──────── Records shown
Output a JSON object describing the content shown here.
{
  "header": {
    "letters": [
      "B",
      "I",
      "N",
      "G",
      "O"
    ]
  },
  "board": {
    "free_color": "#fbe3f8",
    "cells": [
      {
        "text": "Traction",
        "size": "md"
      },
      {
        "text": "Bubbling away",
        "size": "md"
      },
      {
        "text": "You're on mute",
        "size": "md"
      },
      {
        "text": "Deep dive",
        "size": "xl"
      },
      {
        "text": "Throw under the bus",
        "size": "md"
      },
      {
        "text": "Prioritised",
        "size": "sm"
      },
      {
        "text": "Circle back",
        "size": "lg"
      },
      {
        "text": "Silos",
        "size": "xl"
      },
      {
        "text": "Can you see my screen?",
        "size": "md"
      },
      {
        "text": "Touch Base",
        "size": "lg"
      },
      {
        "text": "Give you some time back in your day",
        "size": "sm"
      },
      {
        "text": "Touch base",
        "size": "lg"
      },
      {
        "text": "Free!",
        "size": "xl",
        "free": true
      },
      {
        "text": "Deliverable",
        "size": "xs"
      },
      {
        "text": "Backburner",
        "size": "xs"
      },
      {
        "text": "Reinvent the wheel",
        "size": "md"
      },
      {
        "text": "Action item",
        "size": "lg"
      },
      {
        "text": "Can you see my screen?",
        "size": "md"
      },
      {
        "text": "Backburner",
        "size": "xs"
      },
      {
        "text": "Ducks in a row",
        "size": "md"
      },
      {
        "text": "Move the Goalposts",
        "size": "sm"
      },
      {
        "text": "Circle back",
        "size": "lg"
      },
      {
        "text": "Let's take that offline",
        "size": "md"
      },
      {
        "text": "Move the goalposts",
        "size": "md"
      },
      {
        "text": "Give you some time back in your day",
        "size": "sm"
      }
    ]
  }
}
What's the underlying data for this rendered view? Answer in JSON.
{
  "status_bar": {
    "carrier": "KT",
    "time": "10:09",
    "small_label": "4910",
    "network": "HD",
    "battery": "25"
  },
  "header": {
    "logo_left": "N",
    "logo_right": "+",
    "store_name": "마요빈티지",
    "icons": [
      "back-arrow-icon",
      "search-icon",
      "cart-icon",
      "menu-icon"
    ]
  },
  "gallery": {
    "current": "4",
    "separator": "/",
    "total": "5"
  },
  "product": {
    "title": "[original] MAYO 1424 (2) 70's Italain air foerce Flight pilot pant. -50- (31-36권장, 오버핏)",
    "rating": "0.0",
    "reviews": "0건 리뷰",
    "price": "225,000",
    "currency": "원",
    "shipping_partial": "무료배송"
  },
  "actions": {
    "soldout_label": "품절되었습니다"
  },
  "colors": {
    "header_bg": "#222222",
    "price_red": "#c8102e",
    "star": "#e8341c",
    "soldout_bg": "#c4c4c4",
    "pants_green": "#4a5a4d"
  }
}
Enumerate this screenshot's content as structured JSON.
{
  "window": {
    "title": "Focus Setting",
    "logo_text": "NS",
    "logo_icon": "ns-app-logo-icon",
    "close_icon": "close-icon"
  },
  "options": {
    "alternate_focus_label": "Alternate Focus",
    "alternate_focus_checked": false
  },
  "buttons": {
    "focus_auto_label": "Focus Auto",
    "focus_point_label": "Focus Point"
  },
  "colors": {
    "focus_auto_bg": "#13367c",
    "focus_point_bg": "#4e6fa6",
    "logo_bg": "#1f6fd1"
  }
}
────────────────
▶ [Task]:
Repeat the data verbatim.

▶ [Solution to the problem]:
Output a JSON object describing the content shown here.
{
  "header": {
    "letters": [
      "B",
      "I",
      "N",
      "G",
      "O"
    ]
  },
  "board": {
    "free_color": "#fbe3f8",
    "cells": [
      {
        "text": "Traction",
        "size": "md"
      },
      {
        "text": "Bubbling away",
        "size": "md"
      },
      {
        "text": "You're on mute",
        "size": "md"
      },
      {
        "text": "Deep dive",
        "size": "xl"
      },
      {
        "text": "Throw under the bus",
        "size": "md"
      },
      {
        "text": "Prioritised",
        "size": "sm"
      },
      {
        "text": "Circle back",
        "size": "lg"
      },
      {
        "text": "Silos",
        "size": "xl"
      },
      {
        "text": "Can you see my screen?",
        "size": "md"
      },
      {
        "text": "Touch Base",
        "size": "lg"
      },
      {
        "text": "Give you some time back in your day",
        "size": "sm"
      },
      {
        "text": "Touch base",
        "size": "lg"
      },
      {
        "text": "Free!",
        "size": "xl",
        "free": true
      },
      {
        "text": "Deliverable",
        "size": "xs"
      },
      {
        "text": "Backburner",
        "size": "xs"
      },
      {
        "text": "Reinvent the wheel",
        "size": "md"
      },
      {
        "text": "Action item",
        "size": "lg"
      },
      {
        "text": "Can you see my screen?",
        "size": "md"
      },
      {
        "text": "Backburner",
        "size": "xs"
      },
      {
        "text": "Ducks in a row",
        "size": "md"
      },
      {
        "text": "Move the Goalposts",
        "size": "sm"
      },
      {
        "text": "Circle back",
        "size": "lg"
      },
      {
        "text": "Let's take that offline",
        "size": "md"
      },
      {
        "text": "Move the goalposts",
        "size": "md"
      },
      {
        "text": "Give you some time back in your day",
        "size": "sm"
      }
    ]
  }
}
What's the underlying data for this rendered view? Answer in JSON.
{
  "status_bar": {
    "carrier": "KT",
    "time": "10:09",
    "small_label": "4910",
    "network": "HD",
    "battery": "25"
  },
  "header": {
    "logo_left": "N",
    "logo_right": "+",
    "store_name": "마요빈티지",
    "icons": [
      "back-arrow-icon",
      "search-icon",
      "cart-icon",
      "menu-icon"
    ]
  },
  "gallery": {
    "current": "4",
    "separator": "/",
    "total": "5"
  },
  "product": {
    "title": "[original] MAYO 1424 (2) 70's Italain air foerce Flight pilot pant. -50- (31-36권장, 오버핏)",
    "rating": "0.0",
    "reviews": "0건 리뷰",
    "price": "225,000",
    "currency": "원",
    "shipping_partial": "무료배송"
  },
  "actions": {
    "soldout_label": "품절되었습니다"
  },
  "colors": {
    "header_bg": "#222222",
    "price_red": "#c8102e",
    "star": "#e8341c",
    "soldout_bg": "#c4c4c4",
    "pants_green": "#4a5a4d"
  }
}
Enumerate this screenshot's content as structured JSON.
{
  "window": {
    "title": "Focus Setting",
    "logo_text": "NS",
    "logo_icon": "ns-app-logo-icon",
    "close_icon": "close-icon"
  },
  "options": {
    "alternate_focus_label": "Alternate Focus",
    "alternate_focus_checked": false
  },
  "buttons": {
    "focus_auto_label": "Focus Auto",
    "focus_point_label": "Focus Point"
  },
  "colors": {
    "focus_auto_bg": "#13367c",
    "focus_point_bg": "#4e6fa6",
    "logo_bg": "#1f6fd1"
  }
}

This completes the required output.